── Stored records

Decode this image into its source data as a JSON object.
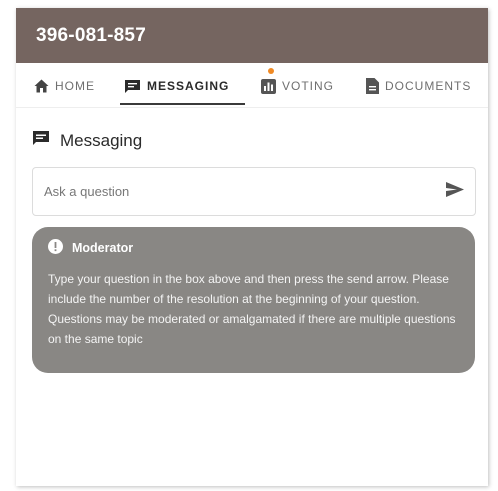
{
  "header": {
    "title": "396-081-857"
  },
  "tabs": [
    {
      "label": "HOME",
      "icon": "home-icon"
    },
    {
      "label": "MESSAGING",
      "icon": "message-icon"
    },
    {
      "label": "VOTING",
      "icon": "bar-chart-icon"
    },
    {
      "label": "DOCUMENTS",
      "icon": "document-icon"
    }
  ],
  "active_tab": "MESSAGING",
  "voting_badge_color": "#f08a24",
  "section": {
    "title": "Messaging",
    "icon": "message-icon"
  },
  "question_input": {
    "placeholder": "Ask a question",
    "value": ""
  },
  "moderator": {
    "title": "Moderator",
    "message": "Type your question in the box above and then press the send arrow. Please include the number of the resolution at the beginning of your question. Questions may be moderated or amalgamated if there are multiple questions on the same topic"
  },
  "colors": {
    "header_bg": "#756560",
    "moderator_bg": "#898784"
  }
}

────

_Goal of the exercise_
Identify each line holding the string "icon", and copy it out.

_Written answer_
      "icon": "home-icon"
      "icon": "message-icon"
      "icon": "bar-chart-icon"
      "icon": "document-icon"
    "icon": "message-icon"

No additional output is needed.